**EXERCISE PROMPT:**
Copy out all of the material, matching it word for word.

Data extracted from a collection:
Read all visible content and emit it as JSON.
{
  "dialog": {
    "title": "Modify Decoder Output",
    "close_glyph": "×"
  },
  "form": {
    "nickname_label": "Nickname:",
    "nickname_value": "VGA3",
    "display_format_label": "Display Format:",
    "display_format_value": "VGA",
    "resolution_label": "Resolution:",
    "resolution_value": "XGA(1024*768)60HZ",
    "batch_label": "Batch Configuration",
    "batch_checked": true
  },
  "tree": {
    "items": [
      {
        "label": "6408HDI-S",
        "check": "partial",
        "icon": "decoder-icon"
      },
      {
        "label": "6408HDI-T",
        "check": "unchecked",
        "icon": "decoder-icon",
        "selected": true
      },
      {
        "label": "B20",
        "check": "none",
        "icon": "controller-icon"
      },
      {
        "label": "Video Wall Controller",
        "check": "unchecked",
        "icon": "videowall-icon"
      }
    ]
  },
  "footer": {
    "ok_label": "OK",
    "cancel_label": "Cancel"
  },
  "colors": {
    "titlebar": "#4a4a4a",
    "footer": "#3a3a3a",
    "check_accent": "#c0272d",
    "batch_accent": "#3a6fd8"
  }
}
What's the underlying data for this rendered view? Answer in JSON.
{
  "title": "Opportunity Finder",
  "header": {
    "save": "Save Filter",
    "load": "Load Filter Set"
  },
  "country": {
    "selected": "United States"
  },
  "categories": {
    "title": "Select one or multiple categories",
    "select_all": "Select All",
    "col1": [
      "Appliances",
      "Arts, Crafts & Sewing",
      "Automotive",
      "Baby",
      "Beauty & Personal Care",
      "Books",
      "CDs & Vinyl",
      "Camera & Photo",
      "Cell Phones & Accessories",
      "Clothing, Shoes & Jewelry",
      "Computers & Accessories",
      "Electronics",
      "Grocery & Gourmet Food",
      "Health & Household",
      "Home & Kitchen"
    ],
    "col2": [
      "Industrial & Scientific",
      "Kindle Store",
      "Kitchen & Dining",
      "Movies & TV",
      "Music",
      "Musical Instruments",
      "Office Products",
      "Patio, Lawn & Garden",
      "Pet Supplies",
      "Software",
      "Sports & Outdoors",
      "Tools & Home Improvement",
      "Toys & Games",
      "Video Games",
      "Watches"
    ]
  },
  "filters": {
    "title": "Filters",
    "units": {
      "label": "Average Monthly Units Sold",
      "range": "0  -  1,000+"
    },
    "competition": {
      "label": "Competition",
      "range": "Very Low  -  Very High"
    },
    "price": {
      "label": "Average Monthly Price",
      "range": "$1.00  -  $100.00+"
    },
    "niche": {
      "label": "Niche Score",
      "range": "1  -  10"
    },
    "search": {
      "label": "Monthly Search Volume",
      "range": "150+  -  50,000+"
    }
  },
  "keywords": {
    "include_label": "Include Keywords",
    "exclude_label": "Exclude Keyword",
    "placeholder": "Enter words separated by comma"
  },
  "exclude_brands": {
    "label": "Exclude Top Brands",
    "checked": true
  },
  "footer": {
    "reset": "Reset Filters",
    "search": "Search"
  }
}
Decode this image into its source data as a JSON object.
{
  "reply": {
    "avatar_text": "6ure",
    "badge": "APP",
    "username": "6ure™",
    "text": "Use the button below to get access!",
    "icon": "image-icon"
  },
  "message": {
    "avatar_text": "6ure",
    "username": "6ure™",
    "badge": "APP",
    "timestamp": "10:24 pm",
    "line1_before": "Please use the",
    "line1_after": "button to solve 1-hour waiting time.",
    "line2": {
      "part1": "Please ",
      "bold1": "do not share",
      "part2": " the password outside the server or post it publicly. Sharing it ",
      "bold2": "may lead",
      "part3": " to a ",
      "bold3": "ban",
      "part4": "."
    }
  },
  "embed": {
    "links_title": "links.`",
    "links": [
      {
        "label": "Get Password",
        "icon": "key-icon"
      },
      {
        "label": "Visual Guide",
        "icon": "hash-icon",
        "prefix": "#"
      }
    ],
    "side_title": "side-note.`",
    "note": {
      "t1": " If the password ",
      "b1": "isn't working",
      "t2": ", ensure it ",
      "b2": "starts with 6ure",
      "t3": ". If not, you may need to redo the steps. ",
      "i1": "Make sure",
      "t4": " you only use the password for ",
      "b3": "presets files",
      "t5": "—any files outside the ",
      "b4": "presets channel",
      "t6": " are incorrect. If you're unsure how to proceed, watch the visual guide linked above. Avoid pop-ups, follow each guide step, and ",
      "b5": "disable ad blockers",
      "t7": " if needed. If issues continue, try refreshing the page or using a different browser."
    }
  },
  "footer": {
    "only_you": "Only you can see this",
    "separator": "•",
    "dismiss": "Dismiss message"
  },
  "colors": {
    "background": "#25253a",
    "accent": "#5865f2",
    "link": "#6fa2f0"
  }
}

**CORRECT ANSWER:**
Read all visible content and emit it as JSON.
{
  "dialog": {
    "title": "Modify Decoder Output",
    "close_glyph": "×"
  },
  "form": {
    "nickname_label": "Nickname:",
    "nickname_value": "VGA3",
    "display_format_label": "Display Format:",
    "display_format_value": "VGA",
    "resolution_label": "Resolution:",
    "resolution_value": "XGA(1024*768)60HZ",
    "batch_label": "Batch Configuration",
    "batch_checked": true
  },
  "tree": {
    "items": [
      {
        "label": "6408HDI-S",
        "check": "partial",
        "icon": "decoder-icon"
      },
      {
        "label": "6408HDI-T",
        "check": "unchecked",
        "icon": "decoder-icon",
        "selected": true
      },
      {
        "label": "B20",
        "check": "none",
        "icon": "controller-icon"
      },
      {
        "label": "Video Wall Controller",
        "check": "unchecked",
        "icon": "videowall-icon"
      }
    ]
  },
  "footer": {
    "ok_label": "OK",
    "cancel_label": "Cancel"
  },
  "colors": {
    "titlebar": "#4a4a4a",
    "footer": "#3a3a3a",
    "check_accent": "#c0272d",
    "batch_accent": "#3a6fd8"
  }
}
What's the underlying data for this rendered view? Answer in JSON.
{
  "title": "Opportunity Finder",
  "header": {
    "save": "Save Filter",
    "load": "Load Filter Set"
  },
  "country": {
    "selected": "United States"
  },
  "categories": {
    "title": "Select one or multiple categories",
    "select_all": "Select All",
    "col1": [
      "Appliances",
      "Arts, Crafts & Sewing",
      "Automotive",
      "Baby",
      "Beauty & Personal Care",
      "Books",
      "CDs & Vinyl",
      "Camera & Photo",
      "Cell Phones & Accessories",
      "Clothing, Shoes & Jewelry",
      "Computers & Accessories",
      "Electronics",
      "Grocery & Gourmet Food",
      "Health & Household",
      "Home & Kitchen"
    ],
    "col2": [
      "Industrial & Scientific",
      "Kindle Store",
      "Kitchen & Dining",
      "Movies & TV",
      "Music",
      "Musical Instruments",
      "Office Products",
      "Patio, Lawn & Garden",
      "Pet Supplies",
      "Software",
      "Sports & Outdoors",
      "Tools & Home Improvement",
      "Toys & Games",
      "Video Games",
      "Watches"
    ]
  },
  "filters": {
    "title": "Filters",
    "units": {
      "label": "Average Monthly Units Sold",
      "range": "0  -  1,000+"
    },
    "competition": {
      "label": "Competition",
      "range": "Very Low  -  Very High"
    },
    "price": {
      "label": "Average Monthly Price",
      "range": "$1.00  -  $100.00+"
    },
    "niche": {
      "label": "Niche Score",
      "range": "1  -  10"
    },
    "search": {
      "label": "Monthly Search Volume",
      "range": "150+  -  50,000+"
    }
  },
  "keywords": {
    "include_label": "Include Keywords",
    "exclude_label": "Exclude Keyword",
    "placeholder": "Enter words separated by comma"
  },
  "exclude_brands": {
    "label": "Exclude Top Brands",
    "checked": true
  },
  "footer": {
    "reset": "Reset Filters",
    "search": "Search"
  }
}
Decode this image into its source data as a JSON object.
{
  "reply": {
    "avatar_text": "6ure",
    "badge": "APP",
    "username": "6ure™",
    "text": "Use the button below to get access!",
    "icon": "image-icon"
  },
  "message": {
    "avatar_text": "6ure",
    "username": "6ure™",
    "badge": "APP",
    "timestamp": "10:24 pm",
    "line1_before": "Please use the",
    "line1_after": "button to solve 1-hour waiting time.",
    "line2": {
      "part1": "Please ",
      "bold1": "do not share",
      "part2": " the password outside the server or post it publicly. Sharing it ",
      "bold2": "may lead",
      "part3": " to a ",
      "bold3": "ban",
      "part4": "."
    }
  },
  "embed": {
    "links_title": "links.`",
    "links": [
      {
        "label": "Get Password",
        "icon": "key-icon"
      },
      {
        "label": "Visual Guide",
        "icon": "hash-icon",
        "prefix": "#"
      }
    ],
    "side_title": "side-note.`",
    "note": {
      "t1": " If the password ",
      "b1": "isn't working",
      "t2": ", ensure it ",
      "b2": "starts with 6ure",
      "t3": ". If not, you may need to redo the steps. ",
      "i1": "Make sure",
      "t4": " you only use the password for ",
      "b3": "presets files",
      "t5": "—any files outside the ",
      "b4": "presets channel",
      "t6": " are incorrect. If you're unsure how to proceed, watch the visual guide linked above. Avoid pop-ups, follow each guide step, and ",
      "b5": "disable ad blockers",
      "t7": " if needed. If issues continue, try refreshing the page or using a different browser."
    }
  },
  "footer": {
    "only_you": "Only you can see this",
    "separator": "•",
    "dismiss": "Dismiss message"
  },
  "colors": {
    "background": "#25253a",
    "accent": "#5865f2",
    "link": "#6fa2f0"
  }
}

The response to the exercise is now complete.